** WHAT TO PRODUCE **
Please reproduce, word for word, the stretch of the Title VII text below from "The U.S. Supreme Court recognized that" through "general intelligence test.".

** TEXT PROVIDED **
When did the U.S. Supreme Court first recognize that Title VII included disparate impact claims?
The U.S. Supreme Court recognized that Title VII included disparate impact claims in its decision in Griggs v. Duke Power (1971; see LegalSpeak, p. 228). The case involved a claim by 13 African-American employees at Duke Power Co. who claimed that two requirements for transfer to a better division within in the company discriminated against them and others (they filed a class action suit on behalf of all African-American employees) on the basis of race. The employer—who years before had refused to hire African-Americans except for manual labor jobs—instituted two policies for transfer to the better divisions after the passage of Title VII. Any employee seeking transfer had to either have a high school education or have passed a general intelligence test.
Evidence in the case showed that neither requirement was imposed on white employees already within certain divisions. Evidence also established that neither requirement was substantially related to good job performance. For example, there were white employees who had no high school education or passed such an intelligence test who performed very well in these departments.
In oft-cited language, Chief Justice Warren Burger wrote: "The Act proscribes not only overt discrimination but also practices that are fair in form, but discriminatory in operation. The touchstone is business necessity. If an employment practice which operates to exclude Negroes cannot be shown to be related to job performance, the practice is prohibited."
An example of a "disparate impact" hiring policy would be requiring police officers to be of a certain height and weight that would discriminate against women (iStock).
Who was Griggs in the Griggs v. Duke Power case?
Willie S. Griggs was the lead plaintiff in the Griggs v. Duke Power (1971; see LegalSpeak, p. 228) case and an employee of the Duke Power company plant. He was listed first in the initial lawsuit, which is why the famous case bears his name.
What if an employer has multiple reasons for taking adverse action against an employee—a discriminatory reason and a lawful reason?
Title VII provides that "an unlawful employment practice is established when the complaining party demonstrates that race, color, religion, sex, or national origin was a motivating factor for any employment practice, even though other factors also motivated the practice." This is sometimes referred to as a mixed-motive case. Under a mixed-motive case, an employer can try to show that it would have made the same employment decision absent the unlawful reason.
For example, let's say that an employee alleged she was fired for her sex. However, apparently there also was evidence that she had trouble getting along with her supervisor and other behavioral issues. This may qualify as a mixed-motive case. The employee must show that her sex was a motivating factor in the discharge decision. The employer must show that it would have made the same decision regarding the employee absent her sex—in other words that the employer would have fired her for her behavioral issues anyway. If the employer proves the same decision defense, it can prevent the plaintiff from collecting damages. However, the plaintiff may still be able to obtain attorneys' fees and injunctive relief (an order prohibiting the employer from doing something).
The U.S. Supreme Court recognized mixed-motive claims for discrimination in Title VII in the gender discrimination case of Price Waterhouse v. Hopkins (1989; see LegalSpeak, p. 229). Ann Hopkins sued Price Waterhouse after she did not make partner at the accounting firm. Hopkins introduced evidence of gender stereotyping in the workplace. However, the employer said that Hopkins was too brusque and had personality issues that motivated the decision in part. The question before the U.S. Supreme Court was how to deal with cases in which an employer had both a permissible and impermissible motive—a mixed-motive case.
Under a mixed-motive claim, a plaintiff must show that an illegitimate motive (gender discrimination) played a role in the employer's decision against the employee. If the employee meets this burden, the employer must then show that it would have made the same decision against the employee regardless of the bad motive.

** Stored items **

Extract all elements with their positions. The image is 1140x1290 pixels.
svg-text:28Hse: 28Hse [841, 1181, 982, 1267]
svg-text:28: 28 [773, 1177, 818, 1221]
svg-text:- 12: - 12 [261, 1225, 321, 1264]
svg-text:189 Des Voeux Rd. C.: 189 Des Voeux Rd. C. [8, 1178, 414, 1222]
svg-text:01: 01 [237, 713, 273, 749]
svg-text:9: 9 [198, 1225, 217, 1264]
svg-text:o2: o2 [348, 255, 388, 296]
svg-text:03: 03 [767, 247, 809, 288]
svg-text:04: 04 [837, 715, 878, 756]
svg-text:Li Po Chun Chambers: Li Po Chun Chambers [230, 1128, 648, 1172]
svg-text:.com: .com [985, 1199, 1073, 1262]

** SOLVED EXERCISE **
The U.S. Supreme Court recognized that Title VII included disparate impact claims in its decision in Griggs v. Duke Power (1971; see LegalSpeak, p. 228). The case involved a claim by 13 African-American employees at Duke Power Co. who claimed that two requirements for transfer to a better division within in the company discriminated against them and others (they filed a class action suit on behalf of all African-American employees) on the basis of race. The employer—who years before had refused to hire African-Americans except for manual labor jobs—instituted two policies for transfer to the better divisions after the passage of Title VII. Any employee seeking transfer had to either have a high school education or have passed a general intelligence test.